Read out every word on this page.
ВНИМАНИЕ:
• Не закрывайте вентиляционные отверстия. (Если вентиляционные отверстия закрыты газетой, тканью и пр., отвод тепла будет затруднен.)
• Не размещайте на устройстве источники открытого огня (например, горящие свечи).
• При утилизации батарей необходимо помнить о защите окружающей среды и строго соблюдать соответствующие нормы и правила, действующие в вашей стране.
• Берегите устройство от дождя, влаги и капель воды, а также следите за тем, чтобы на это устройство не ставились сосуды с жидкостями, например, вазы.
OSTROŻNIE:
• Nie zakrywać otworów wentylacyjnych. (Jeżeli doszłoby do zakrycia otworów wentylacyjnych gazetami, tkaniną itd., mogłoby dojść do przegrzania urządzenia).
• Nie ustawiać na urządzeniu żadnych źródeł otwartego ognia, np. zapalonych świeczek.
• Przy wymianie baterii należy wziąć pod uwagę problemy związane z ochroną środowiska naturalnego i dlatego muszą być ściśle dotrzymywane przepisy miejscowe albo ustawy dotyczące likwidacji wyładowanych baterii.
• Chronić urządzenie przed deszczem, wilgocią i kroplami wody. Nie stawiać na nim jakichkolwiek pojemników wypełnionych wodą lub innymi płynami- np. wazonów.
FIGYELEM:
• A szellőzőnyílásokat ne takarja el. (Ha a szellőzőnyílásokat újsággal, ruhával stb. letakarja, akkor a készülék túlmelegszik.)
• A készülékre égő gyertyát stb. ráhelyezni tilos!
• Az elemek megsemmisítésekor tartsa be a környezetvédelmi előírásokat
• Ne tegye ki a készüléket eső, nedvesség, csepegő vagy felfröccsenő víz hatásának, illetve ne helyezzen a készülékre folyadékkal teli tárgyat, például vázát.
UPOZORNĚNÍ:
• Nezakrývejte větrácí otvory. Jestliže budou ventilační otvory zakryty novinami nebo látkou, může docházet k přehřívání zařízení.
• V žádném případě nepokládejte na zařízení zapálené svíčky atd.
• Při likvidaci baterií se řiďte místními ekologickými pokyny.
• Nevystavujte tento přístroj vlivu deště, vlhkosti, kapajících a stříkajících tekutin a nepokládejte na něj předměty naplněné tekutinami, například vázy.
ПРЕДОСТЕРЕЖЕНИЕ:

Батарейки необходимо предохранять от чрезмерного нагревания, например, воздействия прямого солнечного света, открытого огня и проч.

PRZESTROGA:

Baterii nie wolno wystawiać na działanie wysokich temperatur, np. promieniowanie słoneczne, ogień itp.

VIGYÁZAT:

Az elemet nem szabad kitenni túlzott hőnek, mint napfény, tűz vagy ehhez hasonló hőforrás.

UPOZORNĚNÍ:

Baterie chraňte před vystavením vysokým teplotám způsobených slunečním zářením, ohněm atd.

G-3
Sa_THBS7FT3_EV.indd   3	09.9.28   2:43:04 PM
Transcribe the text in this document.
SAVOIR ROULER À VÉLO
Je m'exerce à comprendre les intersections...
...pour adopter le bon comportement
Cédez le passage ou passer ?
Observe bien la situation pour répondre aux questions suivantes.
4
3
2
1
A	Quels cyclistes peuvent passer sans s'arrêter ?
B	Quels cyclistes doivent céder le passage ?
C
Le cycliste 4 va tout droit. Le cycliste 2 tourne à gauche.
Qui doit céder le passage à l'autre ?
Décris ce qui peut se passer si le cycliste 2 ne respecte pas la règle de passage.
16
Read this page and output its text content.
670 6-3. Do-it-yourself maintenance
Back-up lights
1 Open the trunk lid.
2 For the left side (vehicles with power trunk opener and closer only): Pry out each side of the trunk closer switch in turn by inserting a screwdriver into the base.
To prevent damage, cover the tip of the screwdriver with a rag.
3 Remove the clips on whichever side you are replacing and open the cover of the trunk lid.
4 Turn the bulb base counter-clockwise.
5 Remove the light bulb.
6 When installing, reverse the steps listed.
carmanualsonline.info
◆ ◆ ◆ ◆ ◆ ◆ ◆
■ WORK TO BE COMPLETED
Which lines hold the string "screwdriver"? List them all.

■ TASK OUTPUT
2 For the left side (vehicles with power trunk opener and closer only): Pry out each side of the trunk closer switch in turn by inserting a screwdriver into the base.
To prevent damage, cover the tip of the screwdriver with a rag.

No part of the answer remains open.